- **Short exercise**:
Lines that hold the word "always" should be located and copied.

- **Provided material**:
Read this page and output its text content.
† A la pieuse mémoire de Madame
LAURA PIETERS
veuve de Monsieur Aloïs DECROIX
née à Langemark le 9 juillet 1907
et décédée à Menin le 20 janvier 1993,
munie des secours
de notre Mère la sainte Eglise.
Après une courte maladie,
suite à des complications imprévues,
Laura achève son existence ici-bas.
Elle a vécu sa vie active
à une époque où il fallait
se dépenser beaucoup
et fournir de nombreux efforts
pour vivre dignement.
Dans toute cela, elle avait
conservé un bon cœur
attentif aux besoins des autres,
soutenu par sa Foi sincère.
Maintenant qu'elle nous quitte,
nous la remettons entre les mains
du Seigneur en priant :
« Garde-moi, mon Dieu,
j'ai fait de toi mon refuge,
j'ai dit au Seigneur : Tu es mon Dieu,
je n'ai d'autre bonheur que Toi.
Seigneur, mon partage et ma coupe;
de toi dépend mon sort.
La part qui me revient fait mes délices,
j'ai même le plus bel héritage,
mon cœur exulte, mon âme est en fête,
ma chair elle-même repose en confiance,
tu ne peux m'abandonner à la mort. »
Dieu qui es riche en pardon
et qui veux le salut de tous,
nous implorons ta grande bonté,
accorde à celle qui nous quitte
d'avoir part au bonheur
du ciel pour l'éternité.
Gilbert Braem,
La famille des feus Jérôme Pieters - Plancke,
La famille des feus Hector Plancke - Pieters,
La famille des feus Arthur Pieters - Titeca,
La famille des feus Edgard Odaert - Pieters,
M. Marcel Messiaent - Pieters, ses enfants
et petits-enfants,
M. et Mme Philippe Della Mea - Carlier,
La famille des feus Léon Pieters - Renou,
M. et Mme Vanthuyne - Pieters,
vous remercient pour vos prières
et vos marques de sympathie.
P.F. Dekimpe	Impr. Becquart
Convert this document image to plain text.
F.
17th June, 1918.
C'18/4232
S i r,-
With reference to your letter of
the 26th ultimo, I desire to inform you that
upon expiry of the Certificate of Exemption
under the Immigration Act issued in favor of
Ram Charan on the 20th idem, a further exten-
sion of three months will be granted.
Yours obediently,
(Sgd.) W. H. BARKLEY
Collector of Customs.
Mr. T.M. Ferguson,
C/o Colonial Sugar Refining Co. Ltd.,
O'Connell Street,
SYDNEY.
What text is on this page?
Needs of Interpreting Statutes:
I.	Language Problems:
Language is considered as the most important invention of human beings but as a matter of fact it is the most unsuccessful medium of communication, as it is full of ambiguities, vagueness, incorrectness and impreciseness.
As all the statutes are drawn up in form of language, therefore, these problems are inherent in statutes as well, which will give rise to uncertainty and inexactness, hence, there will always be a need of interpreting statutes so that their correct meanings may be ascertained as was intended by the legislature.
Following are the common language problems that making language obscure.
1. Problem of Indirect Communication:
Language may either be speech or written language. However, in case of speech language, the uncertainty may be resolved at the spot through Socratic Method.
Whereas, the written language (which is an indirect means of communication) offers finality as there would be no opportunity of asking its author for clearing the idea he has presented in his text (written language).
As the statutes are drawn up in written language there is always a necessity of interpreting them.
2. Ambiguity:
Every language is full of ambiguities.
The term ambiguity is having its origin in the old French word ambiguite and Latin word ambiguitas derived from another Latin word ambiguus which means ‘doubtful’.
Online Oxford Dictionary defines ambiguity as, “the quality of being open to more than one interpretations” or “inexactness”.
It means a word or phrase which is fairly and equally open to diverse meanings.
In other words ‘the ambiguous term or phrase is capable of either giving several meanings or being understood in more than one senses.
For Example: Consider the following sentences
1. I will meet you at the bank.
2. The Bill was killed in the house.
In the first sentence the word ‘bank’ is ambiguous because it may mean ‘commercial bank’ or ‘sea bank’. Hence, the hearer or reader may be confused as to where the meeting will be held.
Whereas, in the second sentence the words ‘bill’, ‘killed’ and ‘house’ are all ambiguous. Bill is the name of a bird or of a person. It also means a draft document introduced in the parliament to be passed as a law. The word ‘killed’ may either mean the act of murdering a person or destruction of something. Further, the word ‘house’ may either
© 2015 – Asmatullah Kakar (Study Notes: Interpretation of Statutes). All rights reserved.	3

- **Solution to the exercise**:
As all the statutes are drawn up in form of language, therefore, these problems are inherent in statutes as well, which will give rise to uncertainty and inexactness, hence, there will always be a need of interpreting statutes so that their correct meanings may be ascertained as was intended by the legislature.
As the statutes are drawn up in written language there is always a necessity of interpreting them.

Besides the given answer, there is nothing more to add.